TEXT TO READ start
Croatia were victorious over England in the World Cup semi-finals. After a vastly improved tournament, we assess where it went wrong for the Three Lions.

Firstly as an Englishman and football devotee, I would like to begin by saying congratulations to all Croatia. They were the better team on the night.

Can I also clarify that I will attempt to be as impartial and objective as always; despite how difficult and disheartening it is. Thus ensuring a balanced analysis. Ok, that is the boring statement completed: now down to the football!

On a highly emotional evening – knockouts always are so – was the correct eventuality. However, on paper and form, England’s national side are the superior outfit. By outlining three reasons, I aim to give definitive explanation to their elimination.

Despite vastly overachieving on initial misguided outside expectations and rightly winning the nation’s hearts – Gareth Southgate’s team did not squander the opportunity but missed a chance to lift the globe’s most prestigious trophy. Here is why:

1. Fatigue and injury

Take no credit away from Croatia. A country of four million, with such an inordinate rate of skilled, competitive and quite frankly gifted people per head.

Most noteworthy was their competing in two 120 minute games, two penalty shootouts and an all-night celebration subsequent to meeting England.

A cited fact in media discussions; as a bonus for Southgate’s side. In reality: Croats are a robust folk, with a now obvious energy, longevity of fitness and endurance.

Croatia’s game plan began similarly to the Colombians’: attrition. Wear the athletic, youngest tournament side down. The attenuation was not combated by the Three Lions or seemingly attended to by their management.

Then, as in the Round of 16, England’s war-weary, fatigued players receive an abrupt switch in style. Suddenly Croatia play swift, quick passes. Along with intelligent through balls, as well as systematically converting play to adept wing-backs; mounting flowing successful wide attacks.


After expectation of low Croat fitness levels and a tremendous free-kick opening goal from Kieran Trippier: fervent outpourings once again spilled on to English Twitter feeds. And open air screening area floors via beer as a medium.

Yet missed chances from Harry Kane and Jesse Lingard first half – in addition to a lack of punitive measures against Dejan Lovren’s dangerous challenges, in particular – left an ominously pessimistic feeling for me.

Second half the Lions began lethargically. Hopes for a rallying team talk concerning a potentially devastating eventuality, evidently did not materialise. Once again, Dele Alli looked injured or unfit.

Defenders could not run, or pass the ball out effectively, whilst being available for the return. Ironically, it was Southgate’s players who ran out of steam or who could not find the desired energy levels to win. They were not overawed by the occasion, contrarily to some opinions.
TEXT TO READ end
THE DATA start
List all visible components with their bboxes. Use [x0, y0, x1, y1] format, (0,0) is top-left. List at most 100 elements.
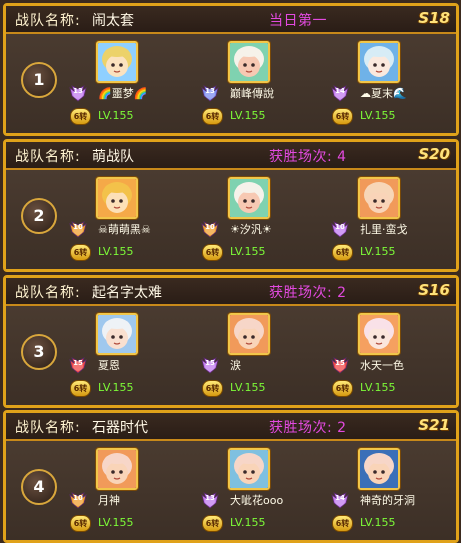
rank-badge-number: 10 — [73, 223, 83, 231]
team-card[interactable]: 战队名称: 萌战队 获胜场次: 4 S20 2 10 ☠萌萌黑☠ 6转 LV.1… — [3, 139, 459, 272]
team-card[interactable]: 战队名称: 石器时代 获胜场次: 2 S21 4 10 月神 6转 LV.155 — [3, 410, 459, 543]
team-body: 2 10 ☠萌萌黑☠ 6转 LV.155 10 ☀汐汎☀ 6转 LV.155 1… — [6, 170, 456, 269]
team-member[interactable]: 15 涙 6转 LV.155 — [200, 306, 340, 406]
team-member[interactable]: 10 ☠萌萌黑☠ 6转 LV.155 — [68, 170, 208, 270]
member-name: 涙 — [230, 359, 241, 372]
team-header: 战队名称: 闹太套 当日第一 S18 — [6, 6, 456, 34]
team-body: 1 13 🌈噩梦🌈 6转 LV.155 13 巅峰傳說 6转 LV.155 14… — [6, 34, 456, 133]
rank-medal: 4 — [21, 469, 57, 505]
team-name: 萌战队 — [92, 149, 134, 165]
member-avatar[interactable] — [358, 41, 400, 83]
team-name-label: 战队名称: — [15, 13, 81, 29]
team-card[interactable]: 战队名称: 闹太套 当日第一 S18 1 13 🌈噩梦🌈 6转 LV.155 1… — [3, 3, 459, 136]
rank-medal: 2 — [21, 198, 57, 234]
rank-badge-number: 10 — [73, 494, 83, 502]
rebirth-badge: 6转 — [70, 515, 91, 532]
team-status: 获胜场次: 2 — [269, 420, 347, 436]
member-name: ☁夏末🌊 — [360, 87, 407, 100]
member-level: LV.155 — [98, 109, 134, 122]
rank-badge-number: 14 — [335, 494, 345, 502]
team-name-label: 战队名称: — [15, 149, 81, 165]
member-name: 巅峰傳說 — [230, 87, 274, 100]
member-name: 水天一色 — [360, 359, 404, 372]
rank-badge-number: 14 — [335, 87, 345, 95]
member-avatar[interactable] — [228, 177, 270, 219]
rank-badge-number: 15 — [73, 359, 83, 367]
team-member[interactable]: 10 月神 6转 LV.155 — [68, 441, 208, 541]
rebirth-badge: 6转 — [332, 244, 353, 261]
rebirth-badge: 6转 — [202, 244, 223, 261]
team-status: 获胜场次: 4 — [269, 149, 347, 165]
season-tag: S16 — [418, 281, 450, 299]
member-name: 夏恩 — [98, 359, 120, 372]
member-level: LV.155 — [360, 516, 396, 529]
member-level: LV.155 — [360, 109, 396, 122]
member-avatar[interactable] — [96, 313, 138, 355]
team-member[interactable]: 13 🌈噩梦🌈 6转 LV.155 — [68, 34, 208, 134]
team-member[interactable]: 13 大呲花ooo 6转 LV.155 — [200, 441, 340, 541]
member-name: 月神 — [98, 494, 120, 507]
rank-badge-number: 15 — [205, 359, 215, 367]
team-member[interactable]: 14 ☁夏末🌊 6转 LV.155 — [330, 34, 461, 134]
member-level: LV.155 — [98, 516, 134, 529]
member-level: LV.155 — [230, 516, 266, 529]
member-name: 大呲花ooo — [230, 494, 284, 507]
team-name: 石器时代 — [92, 420, 148, 436]
rank-badge-number: 10 — [335, 223, 345, 231]
team-header: 战队名称: 石器时代 获胜场次: 2 S21 — [6, 413, 456, 441]
team-member[interactable]: 10 扎里·蛮戈 6转 LV.155 — [330, 170, 461, 270]
team-header: 战队名称: 起名字太难 获胜场次: 2 S16 — [6, 278, 456, 306]
member-avatar[interactable] — [96, 177, 138, 219]
member-name: ☀汐汎☀ — [230, 223, 272, 236]
rebirth-badge: 6转 — [202, 380, 223, 397]
member-avatar[interactable] — [228, 41, 270, 83]
member-avatar[interactable] — [358, 448, 400, 490]
team-body: 4 10 月神 6转 LV.155 13 大呲花ooo 6转 LV.155 14… — [6, 441, 456, 540]
team-member[interactable]: 14 神奇的牙洞 6转 LV.155 — [330, 441, 461, 541]
rebirth-badge: 6转 — [70, 244, 91, 261]
member-name: ☠萌萌黑☠ — [98, 223, 151, 236]
team-member[interactable]: 15 夏恩 6转 LV.155 — [68, 306, 208, 406]
rebirth-badge: 6转 — [202, 108, 223, 125]
rebirth-badge: 6转 — [332, 515, 353, 532]
member-avatar[interactable] — [358, 313, 400, 355]
team-header: 战队名称: 萌战队 获胜场次: 4 S20 — [6, 142, 456, 170]
team-status: 获胜场次: 2 — [269, 285, 347, 301]
team-member[interactable]: 15 水天一色 6转 LV.155 — [330, 306, 461, 406]
team-name: 闹太套 — [92, 13, 134, 29]
member-avatar[interactable] — [96, 41, 138, 83]
member-name: 神奇的牙洞 — [360, 494, 415, 507]
member-avatar[interactable] — [228, 448, 270, 490]
member-avatar[interactable] — [96, 448, 138, 490]
rebirth-badge: 6转 — [202, 515, 223, 532]
rank-badge-number: 13 — [205, 494, 215, 502]
rebirth-badge: 6转 — [332, 108, 353, 125]
rank-badge-number: 10 — [205, 223, 215, 231]
season-tag: S20 — [418, 145, 450, 163]
member-level: LV.155 — [230, 381, 266, 394]
rank-badge-number: 13 — [205, 87, 215, 95]
rank-medal: 3 — [21, 334, 57, 370]
team-body: 3 15 夏恩 6转 LV.155 15 涙 6转 LV.155 15 水天一色… — [6, 306, 456, 405]
team-card[interactable]: 战队名称: 起名字太难 获胜场次: 2 S16 3 15 夏恩 6转 LV.15… — [3, 275, 459, 408]
team-member[interactable]: 13 巅峰傳說 6转 LV.155 — [200, 34, 340, 134]
member-level: LV.155 — [230, 109, 266, 122]
team-member[interactable]: 10 ☀汐汎☀ 6转 LV.155 — [200, 170, 340, 270]
season-tag: S18 — [418, 9, 450, 27]
member-level: LV.155 — [360, 381, 396, 394]
rebirth-badge: 6转 — [70, 380, 91, 397]
rank-medal: 1 — [21, 62, 57, 98]
member-level: LV.155 — [98, 381, 134, 394]
rank-badge-number: 13 — [73, 87, 83, 95]
member-level: LV.155 — [360, 245, 396, 258]
member-avatar[interactable] — [228, 313, 270, 355]
team-name-label: 战队名称: — [15, 285, 81, 301]
team-status: 当日第一 — [269, 13, 327, 29]
season-tag: S21 — [418, 416, 450, 434]
rebirth-badge: 6转 — [70, 108, 91, 125]
team-name: 起名字太难 — [92, 285, 162, 301]
rank-badge-number: 15 — [335, 359, 345, 367]
rebirth-badge: 6转 — [332, 380, 353, 397]
member-avatar[interactable] — [358, 177, 400, 219]
member-level: LV.155 — [98, 245, 134, 258]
THE DATA end
▶ _GIVEN EXERCISE 1_: According to the analysis of England's semi-final loss, which England player scored the free-kick opening goal?
▶ _GIVEN EXERCISE 2_: Duplicate the lines of the listing from the line with "rank-badge-number: 10 — [73, 223, 83, 231]" up to and including the line with "team-member[interactable]: 13 大呲花ooo".

▶ _FINAL ANSWER 1_: Kieran Trippier

▶ _FINAL ANSWER 2_:
rank-badge-number: 10 — [73, 223, 83, 231]
team-card[interactable]: 战队名称: 萌战队 获胜场次: 4 S20 2 10 ☠萌萌黑☠ 6转 LV.1… — [3, 139, 459, 272]
team-card[interactable]: 战队名称: 石器时代 获胜场次: 2 S21 4 10 月神 6转 LV.155 — [3, 410, 459, 543]
team-body: 2 10 ☠萌萌黑☠ 6转 LV.155 10 ☀汐汎☀ 6转 LV.155 1… — [6, 170, 456, 269]
team-member[interactable]: 15 涙 6转 LV.155 — [200, 306, 340, 406]
team-member[interactable]: 10 ☠萌萌黑☠ 6转 LV.155 — [68, 170, 208, 270]
member-name: 涙 — [230, 359, 241, 372]
team-header: 战队名称: 闹太套 当日第一 S18 — [6, 6, 456, 34]
team-body: 1 13 🌈噩梦🌈 6转 LV.155 13 巅峰傳說 6转 LV.155 14… — [6, 34, 456, 133]
rank-medal: 4 — [21, 469, 57, 505]
team-name: 萌战队 — [92, 149, 134, 165]
member-avatar[interactable] — [358, 41, 400, 83]
team-name-label: 战队名称: — [15, 13, 81, 29]
team-card[interactable]: 战队名称: 闹太套 当日第一 S18 1 13 🌈噩梦🌈 6转 LV.155 1… — [3, 3, 459, 136]
rank-medal: 2 — [21, 198, 57, 234]
rank-badge-number: 10 — [73, 494, 83, 502]
rebirth-badge: 6转 — [70, 515, 91, 532]
team-status: 获胜场次: 2 — [269, 420, 347, 436]
member-name: ☁夏末🌊 — [360, 87, 407, 100]
member-level: LV.155 — [98, 109, 134, 122]
rank-badge-number: 14 — [335, 494, 345, 502]
team-name-label: 战队名称: — [15, 149, 81, 165]
member-name: 巅峰傳說 — [230, 87, 274, 100]
member-name: 水天一色 — [360, 359, 404, 372]
rank-badge-number: 14 — [335, 87, 345, 95]
member-avatar[interactable] — [228, 177, 270, 219]
rank-badge-number: 15 — [73, 359, 83, 367]
team-member[interactable]: 10 月神 6转 LV.155 — [68, 441, 208, 541]
rebirth-badge: 6转 — [332, 244, 353, 261]
rebirth-badge: 6转 — [202, 244, 223, 261]
team-status: 获胜场次: 4 — [269, 149, 347, 165]
season-tag: S16 — [418, 281, 450, 299]
member-name: 夏恩 — [98, 359, 120, 372]
member-level: LV.155 — [360, 516, 396, 529]
member-level: LV.155 — [360, 109, 396, 122]
member-avatar[interactable] — [96, 313, 138, 355]
team-member[interactable]: 13 🌈噩梦🌈 6转 LV.155 — [68, 34, 208, 134]
team-member[interactable]: 13 大呲花ooo 6转 LV.155 — [200, 441, 340, 541]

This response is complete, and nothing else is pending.